[Records from a collection]
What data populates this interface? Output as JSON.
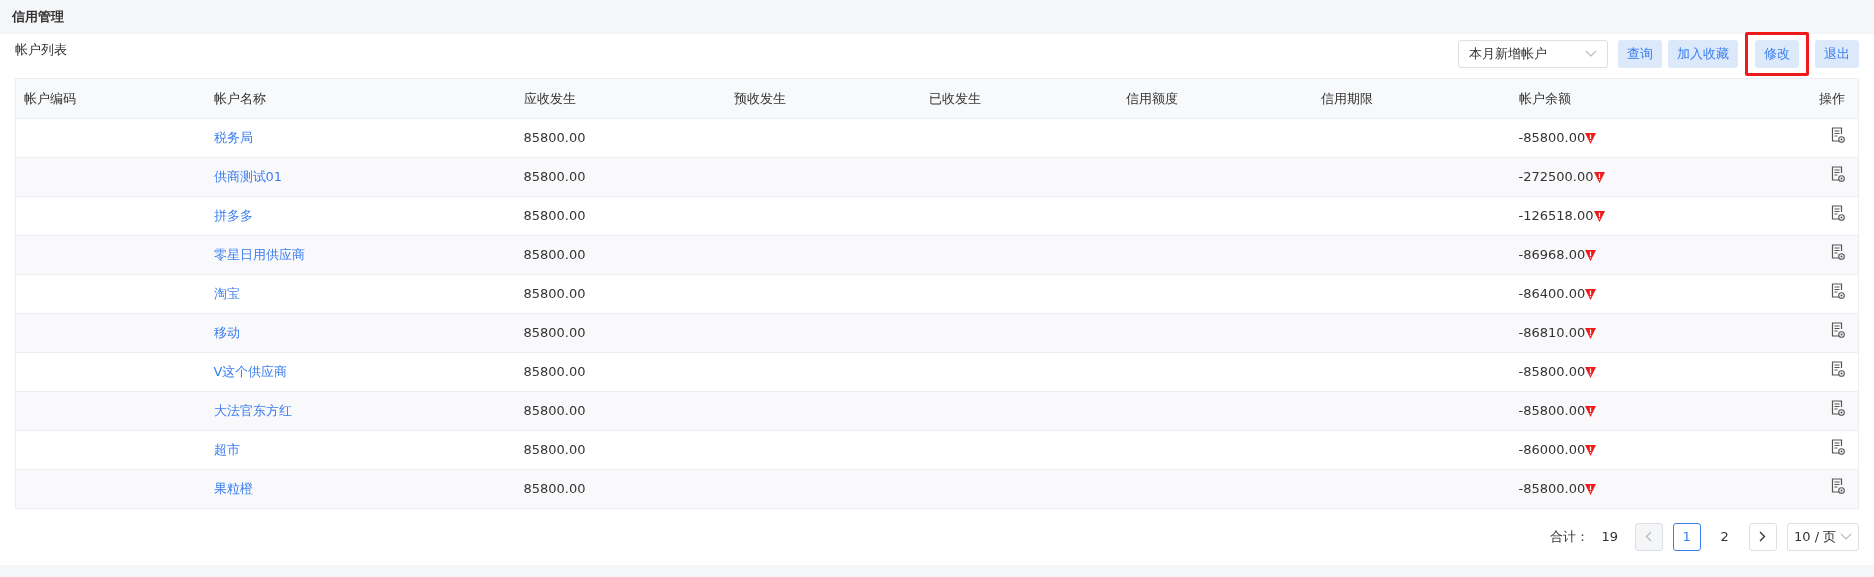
{
  "page_title": "信用管理",
  "section_title": "帐户列表",
  "filter": {
    "value": "本月新增帐户"
  },
  "toolbar_buttons": [
    {
      "label": "查询",
      "highlighted": false
    },
    {
      "label": "加入收藏",
      "highlighted": false
    },
    {
      "label": "修改",
      "highlighted": true
    },
    {
      "label": "退出",
      "highlighted": false
    }
  ],
  "table": {
    "columns": [
      "帐户编码",
      "帐户名称",
      "应收发生",
      "预收发生",
      "已收发生",
      "信用额度",
      "信用期限",
      "帐户余额",
      "操作"
    ],
    "rows": [
      {
        "name": "税务局",
        "receivable": "85800.00",
        "balance": "-85800.00",
        "alert": true
      },
      {
        "name": "供商测试01",
        "receivable": "85800.00",
        "balance": "-272500.00",
        "alert": true
      },
      {
        "name": "拼多多",
        "receivable": "85800.00",
        "balance": "-126518.00",
        "alert": true
      },
      {
        "name": "零星日用供应商",
        "receivable": "85800.00",
        "balance": "-86968.00",
        "alert": true
      },
      {
        "name": "淘宝",
        "receivable": "85800.00",
        "balance": "-86400.00",
        "alert": true
      },
      {
        "name": "移动",
        "receivable": "85800.00",
        "balance": "-86810.00",
        "alert": true
      },
      {
        "name": "V这个供应商",
        "receivable": "85800.00",
        "balance": "-85800.00",
        "alert": true
      },
      {
        "name": "大法官东方红",
        "receivable": "85800.00",
        "balance": "-85800.00",
        "alert": true
      },
      {
        "name": "超市",
        "receivable": "85800.00",
        "balance": "-86000.00",
        "alert": true
      },
      {
        "name": "果粒橙",
        "receivable": "85800.00",
        "balance": "-85800.00",
        "alert": true
      }
    ]
  },
  "pagination": {
    "total_label": "合计：",
    "total": "19",
    "prev_disabled": true,
    "pages": [
      {
        "label": "1",
        "selected": true
      },
      {
        "label": "2",
        "selected": false
      }
    ],
    "page_size": "10 / 页"
  }
}
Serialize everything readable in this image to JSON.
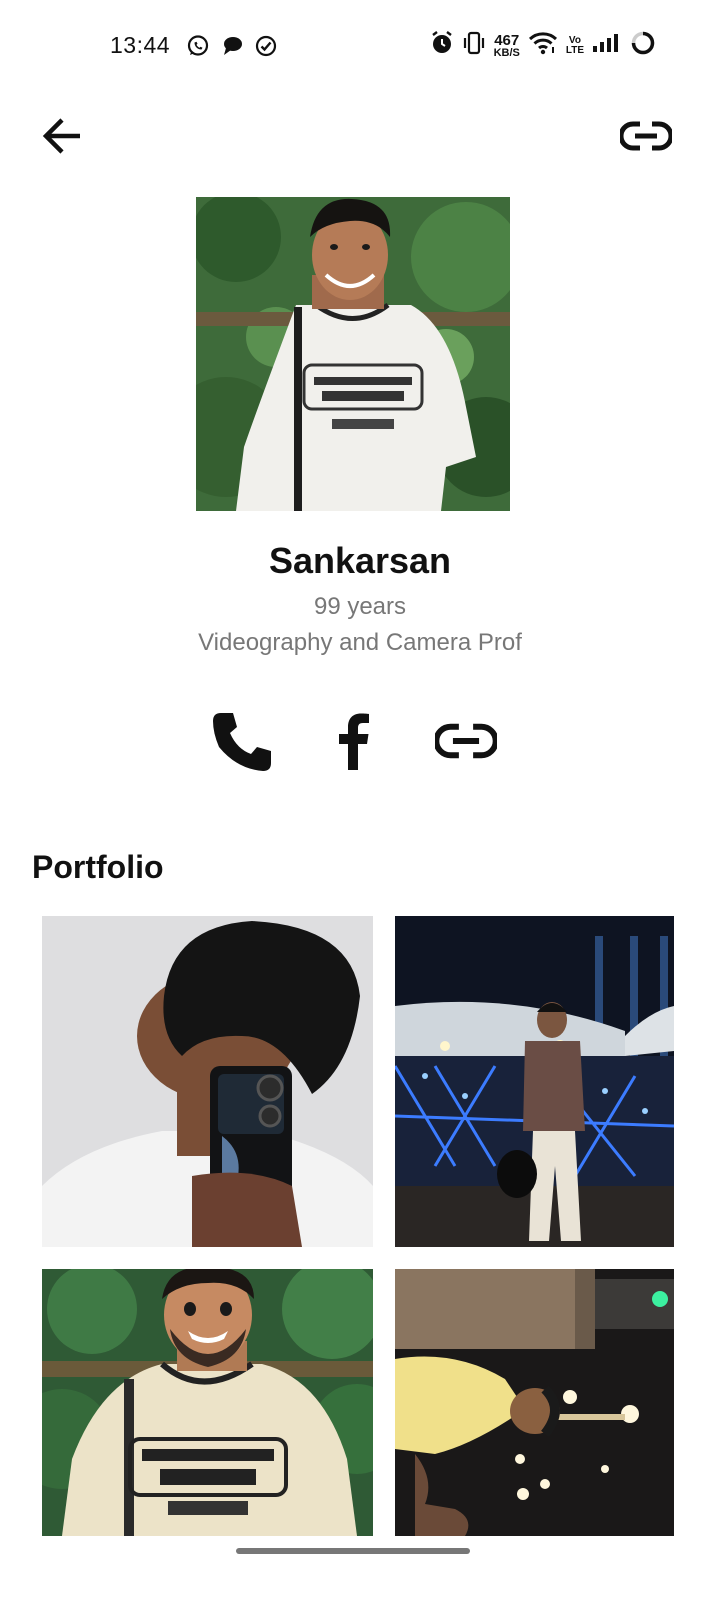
{
  "status_bar": {
    "time": "13:44",
    "net_speed_value": "467",
    "net_speed_unit": "KB/S",
    "volte_top": "Vo",
    "volte_bottom": "LTE",
    "icons": [
      "whatsapp-icon",
      "chat-icon",
      "check-circle-icon",
      "alarm-icon",
      "vibrate-icon",
      "wifi-icon",
      "signal-icon",
      "battery-icon"
    ]
  },
  "app_bar": {
    "back_icon": "arrow-left-icon",
    "link_icon": "link-icon"
  },
  "profile": {
    "name": "Sankarsan",
    "age": "99 years",
    "profession": "Videography and Camera Prof"
  },
  "contacts": {
    "icons": [
      "phone-icon",
      "facebook-icon",
      "link-icon"
    ]
  },
  "portfolio": {
    "title": "Portfolio",
    "images": [
      {
        "label": "mirror selfie with phone"
      },
      {
        "label": "night photo at lit stadium"
      },
      {
        "label": "cartoon portrait illustration"
      },
      {
        "label": "night photo in yellow shirt"
      }
    ]
  },
  "colors": {
    "text_primary": "#111111",
    "text_secondary": "#777777",
    "background": "#ffffff"
  }
}
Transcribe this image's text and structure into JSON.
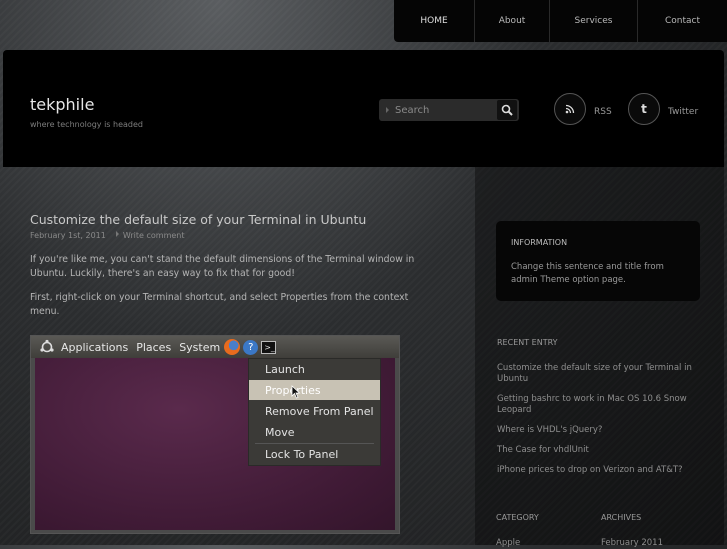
{
  "nav": {
    "items": [
      "HOME",
      "About",
      "Services",
      "Contact"
    ]
  },
  "header": {
    "title": "tekphile",
    "tagline": "where technology is headed",
    "search_placeholder": "Search",
    "rss_label": "RSS",
    "twitter_label": "Twitter"
  },
  "post": {
    "title": "Customize the default size of your Terminal in Ubuntu",
    "date": "February 1st, 2011",
    "comment_link": "Write comment",
    "para1": "If you're like me, you can't stand the default dimensions of the Terminal window in Ubuntu. Luckily, there's an easy way to fix that for good!",
    "para2": "First, right-click on your Terminal shortcut, and select Properties from the context menu."
  },
  "screenshot": {
    "panel_menus": [
      "Applications",
      "Places",
      "System"
    ],
    "context_menu": [
      "Launch",
      "Properties",
      "Remove From Panel",
      "Move",
      "Lock To Panel"
    ],
    "highlighted_index": 1
  },
  "sidebar": {
    "info_title": "INFORMATION",
    "info_text": "Change this sentence and title from admin Theme option page.",
    "recent_heading": "RECENT ENTRY",
    "recent": [
      "Customize the default size of your Terminal in Ubuntu",
      "Getting bashrc to work in Mac OS 10.6 Snow Leopard",
      "Where is VHDL's jQuery?",
      "The Case for vhdlUnit",
      "iPhone prices to drop on Verizon and AT&T?"
    ],
    "category_heading": "CATEGORY",
    "archives_heading": "ARCHIVES",
    "category_first": "Apple",
    "archives_first": "February 2011"
  }
}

EXERCISE GOAL -
Your task is to copy the entries in full and exactly, without any images.

COMPLETE OUTPUT -
What data populates this interface? Output as JSON.
{
  "page_title": "信用管理",
  "section_title": "帐户列表",
  "filter": {
    "value": "本月新增帐户"
  },
  "toolbar_buttons": [
    {
      "label": "查询",
      "highlighted": false
    },
    {
      "label": "加入收藏",
      "highlighted": false
    },
    {
      "label": "修改",
      "highlighted": true
    },
    {
      "label": "退出",
      "highlighted": false
    }
  ],
  "table": {
    "columns": [
      "帐户编码",
      "帐户名称",
      "应收发生",
      "预收发生",
      "已收发生",
      "信用额度",
      "信用期限",
      "帐户余额",
      "操作"
    ],
    "rows": [
      {
        "name": "税务局",
        "receivable": "85800.00",
        "balance": "-85800.00",
        "alert": true
      },
      {
        "name": "供商测试01",
        "receivable": "85800.00",
        "balance": "-272500.00",
        "alert": true
      },
      {
        "name": "拼多多",
        "receivable": "85800.00",
        "balance": "-126518.00",
        "alert": true
      },
      {
        "name": "零星日用供应商",
        "receivable": "85800.00",
        "balance": "-86968.00",
        "alert": true
      },
      {
        "name": "淘宝",
        "receivable": "85800.00",
        "balance": "-86400.00",
        "alert": true
      },
      {
        "name": "移动",
        "receivable": "85800.00",
        "balance": "-86810.00",
        "alert": true
      },
      {
        "name": "V这个供应商",
        "receivable": "85800.00",
        "balance": "-85800.00",
        "alert": true
      },
      {
        "name": "大法官东方红",
        "receivable": "85800.00",
        "balance": "-85800.00",
        "alert": true
      },
      {
        "name": "超市",
        "receivable": "85800.00",
        "balance": "-86000.00",
        "alert": true
      },
      {
        "name": "果粒橙",
        "receivable": "85800.00",
        "balance": "-85800.00",
        "alert": true
      }
    ]
  },
  "pagination": {
    "total_label": "合计：",
    "total": "19",
    "prev_disabled": true,
    "pages": [
      {
        "label": "1",
        "selected": true
      },
      {
        "label": "2",
        "selected": false
      }
    ],
    "page_size": "10 / 页"
  }
}
Serialize everything readable in this image to JSON.
{
  "status_bar": {
    "time": "13:44",
    "net_speed_value": "467",
    "net_speed_unit": "KB/S",
    "volte_top": "Vo",
    "volte_bottom": "LTE",
    "icons": [
      "whatsapp-icon",
      "chat-icon",
      "check-circle-icon",
      "alarm-icon",
      "vibrate-icon",
      "wifi-icon",
      "signal-icon",
      "battery-icon"
    ]
  },
  "app_bar": {
    "back_icon": "arrow-left-icon",
    "link_icon": "link-icon"
  },
  "profile": {
    "name": "Sankarsan",
    "age": "99 years",
    "profession": "Videography and Camera Prof"
  },
  "contacts": {
    "icons": [
      "phone-icon",
      "facebook-icon",
      "link-icon"
    ]
  },
  "portfolio": {
    "title": "Portfolio",
    "images": [
      {
        "label": "mirror selfie with phone"
      },
      {
        "label": "night photo at lit stadium"
      },
      {
        "label": "cartoon portrait illustration"
      },
      {
        "label": "night photo in yellow shirt"
      }
    ]
  },
  "colors": {
    "text_primary": "#111111",
    "text_secondary": "#777777",
    "background": "#ffffff"
  }
}
Transcribe this image's text and structure into JSON.
{
  "nav": {
    "items": [
      "HOME",
      "About",
      "Services",
      "Contact"
    ]
  },
  "header": {
    "title": "tekphile",
    "tagline": "where technology is headed",
    "search_placeholder": "Search",
    "rss_label": "RSS",
    "twitter_label": "Twitter"
  },
  "post": {
    "title": "Customize the default size of your Terminal in Ubuntu",
    "date": "February 1st, 2011",
    "comment_link": "Write comment",
    "para1": "If you're like me, you can't stand the default dimensions of the Terminal window in Ubuntu. Luckily, there's an easy way to fix that for good!",
    "para2": "First, right-click on your Terminal shortcut, and select Properties from the context menu."
  },
  "screenshot": {
    "panel_menus": [
      "Applications",
      "Places",
      "System"
    ],
    "context_menu": [
      "Launch",
      "Properties",
      "Remove From Panel",
      "Move",
      "Lock To Panel"
    ],
    "highlighted_index": 1
  },
  "sidebar": {
    "info_title": "INFORMATION",
    "info_text": "Change this sentence and title from admin Theme option page.",
    "recent_heading": "RECENT ENTRY",
    "recent": [
      "Customize the default size of your Terminal in Ubuntu",
      "Getting bashrc to work in Mac OS 10.6 Snow Leopard",
      "Where is VHDL's jQuery?",
      "The Case for vhdlUnit",
      "iPhone prices to drop on Verizon and AT&T?"
    ],
    "category_heading": "CATEGORY",
    "archives_heading": "ARCHIVES",
    "category_first": "Apple",
    "archives_first": "February 2011"
  }
}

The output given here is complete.